_Excerpted records:_
====

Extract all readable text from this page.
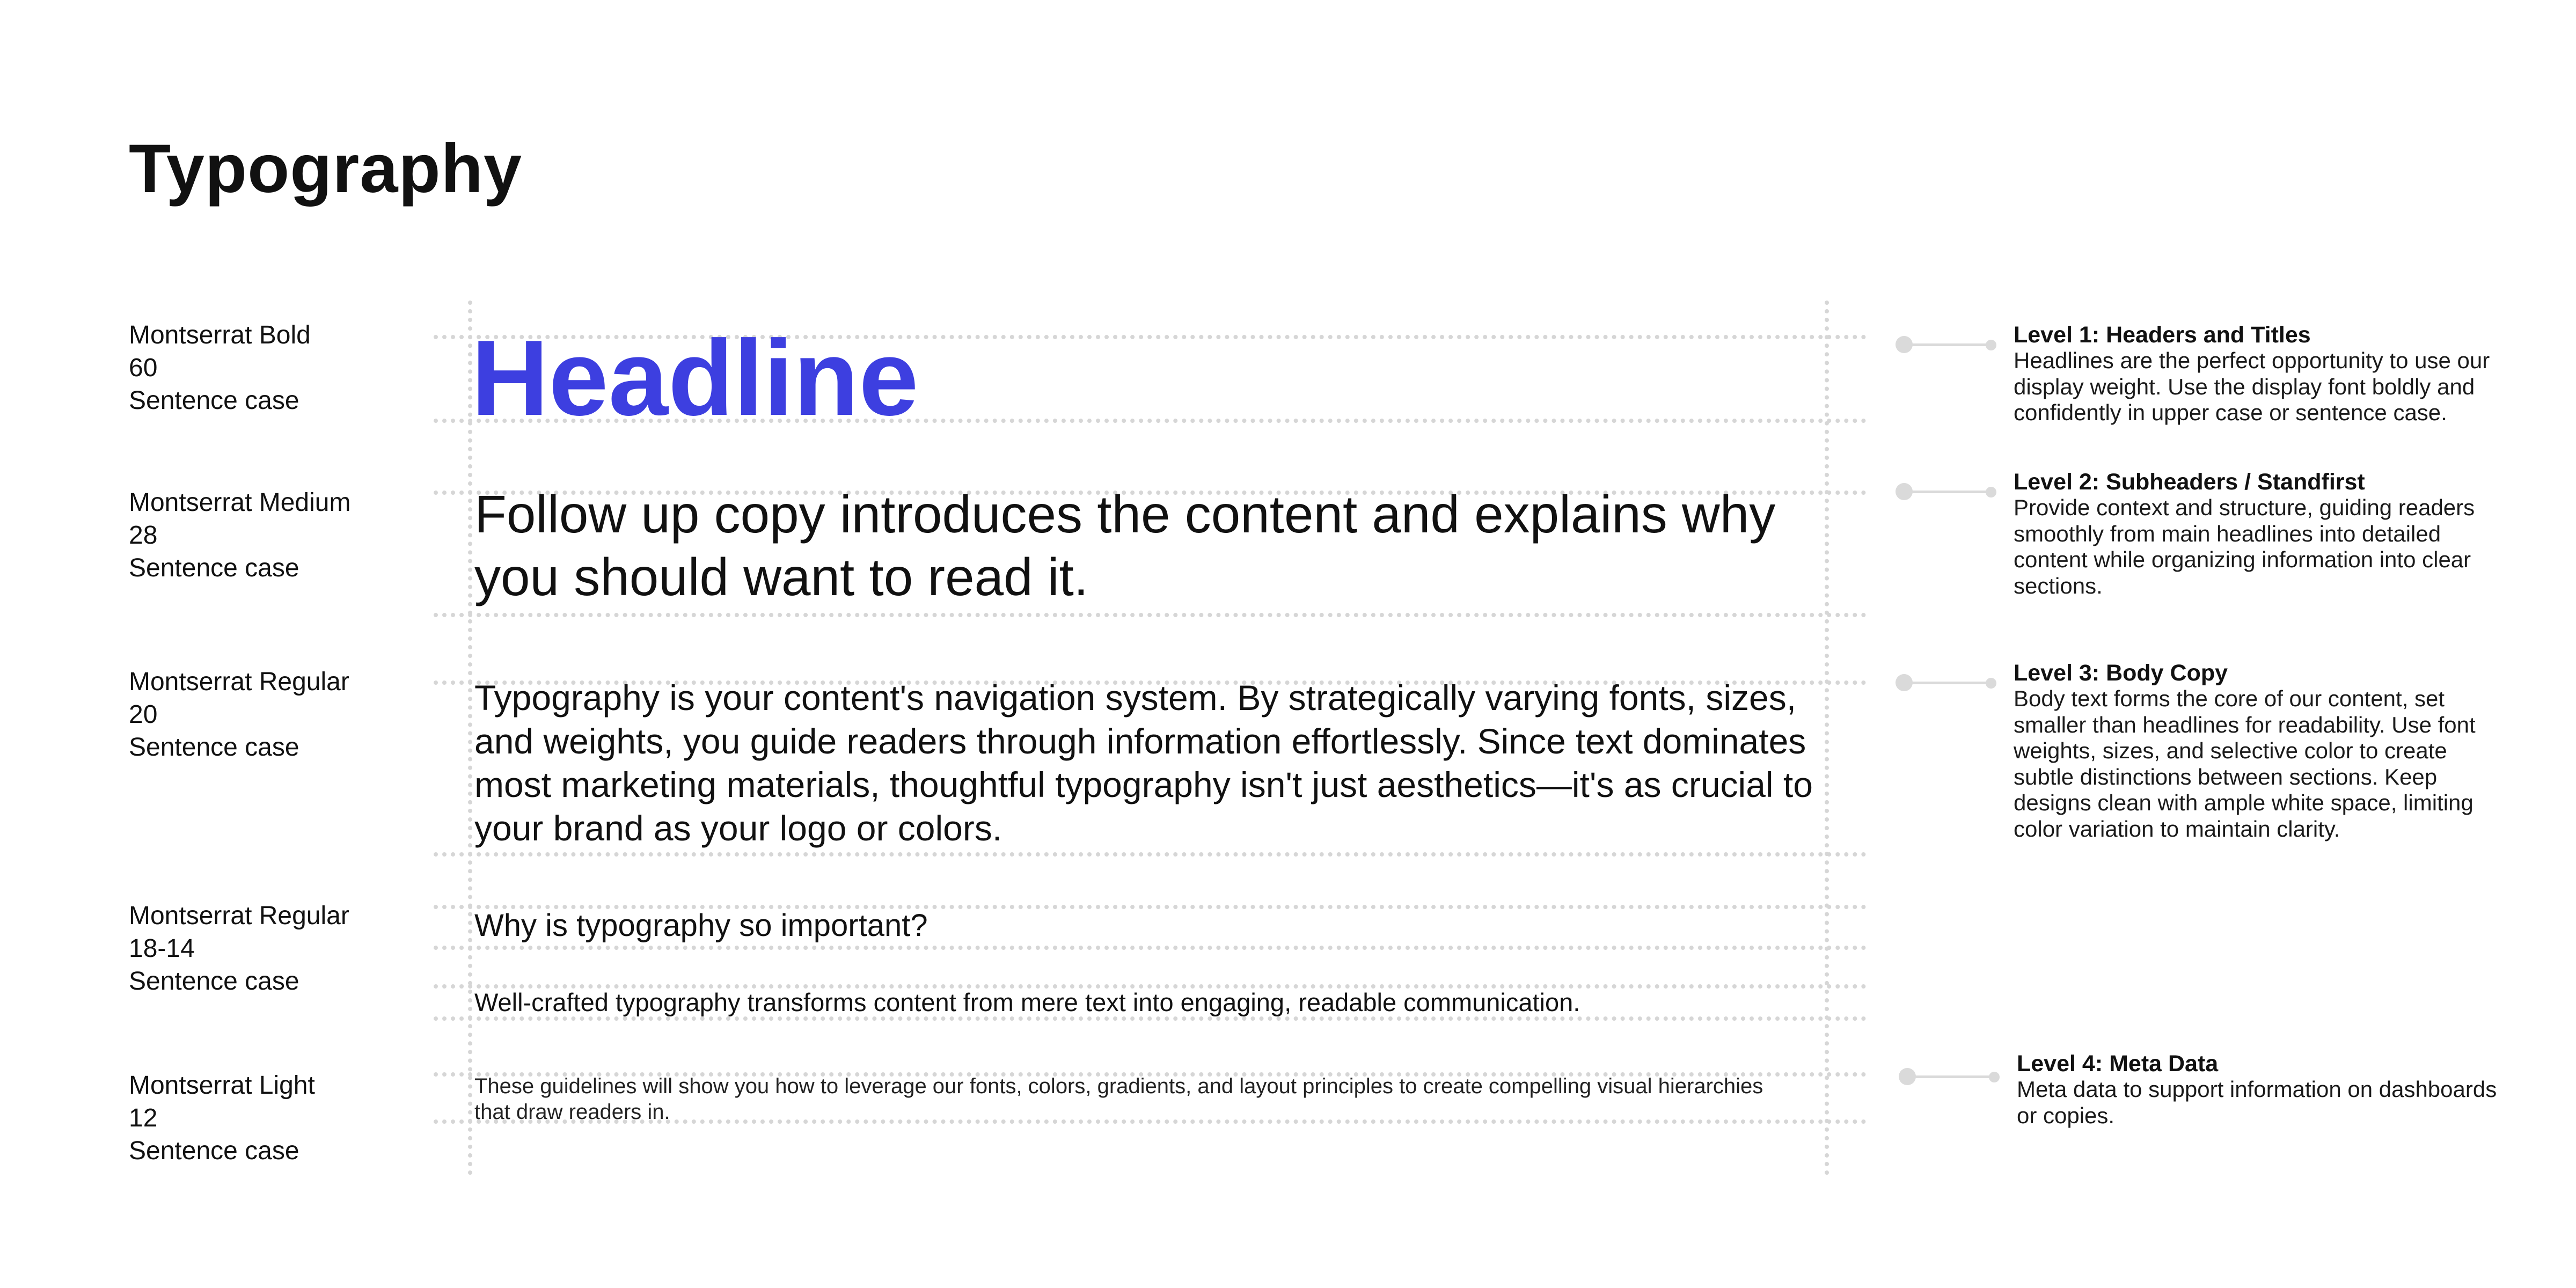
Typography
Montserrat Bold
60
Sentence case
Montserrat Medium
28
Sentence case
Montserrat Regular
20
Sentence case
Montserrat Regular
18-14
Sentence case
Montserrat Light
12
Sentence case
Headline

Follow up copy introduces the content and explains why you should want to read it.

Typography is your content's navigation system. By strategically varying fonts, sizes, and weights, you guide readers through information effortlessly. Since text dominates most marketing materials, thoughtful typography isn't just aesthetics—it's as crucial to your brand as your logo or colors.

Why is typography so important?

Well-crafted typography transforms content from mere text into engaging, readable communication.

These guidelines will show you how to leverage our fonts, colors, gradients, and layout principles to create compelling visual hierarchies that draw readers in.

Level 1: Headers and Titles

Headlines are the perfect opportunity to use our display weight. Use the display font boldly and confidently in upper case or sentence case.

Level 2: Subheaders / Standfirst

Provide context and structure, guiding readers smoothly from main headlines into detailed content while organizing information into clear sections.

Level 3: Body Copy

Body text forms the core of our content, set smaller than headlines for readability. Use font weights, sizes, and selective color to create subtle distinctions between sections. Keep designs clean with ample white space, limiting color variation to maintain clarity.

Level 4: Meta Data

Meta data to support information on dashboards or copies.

====

_Written exercise:_ Output all of the data exactly as it stands, minus any images.

_Solution to the problem:_
Extract all readable text from this page.
Typography
Montserrat Bold
60
Sentence case
Montserrat Medium
28
Sentence case
Montserrat Regular
20
Sentence case
Montserrat Regular
18-14
Sentence case
Montserrat Light
12
Sentence case
Headline

Follow up copy introduces the content and explains why you should want to read it.

Typography is your content's navigation system. By strategically varying fonts, sizes, and weights, you guide readers through information effortlessly. Since text dominates most marketing materials, thoughtful typography isn't just aesthetics—it's as crucial to your brand as your logo or colors.

Why is typography so important?

Well-crafted typography transforms content from mere text into engaging, readable communication.

These guidelines will show you how to leverage our fonts, colors, gradients, and layout principles to create compelling visual hierarchies that draw readers in.

Level 1: Headers and Titles

Headlines are the perfect opportunity to use our display weight. Use the display font boldly and confidently in upper case or sentence case.

Level 2: Subheaders / Standfirst

Provide context and structure, guiding readers smoothly from main headlines into detailed content while organizing information into clear sections.

Level 3: Body Copy

Body text forms the core of our content, set smaller than headlines for readability. Use font weights, sizes, and selective color to create subtle distinctions between sections. Keep designs clean with ample white space, limiting color variation to maintain clarity.

Level 4: Meta Data

Meta data to support information on dashboards or copies.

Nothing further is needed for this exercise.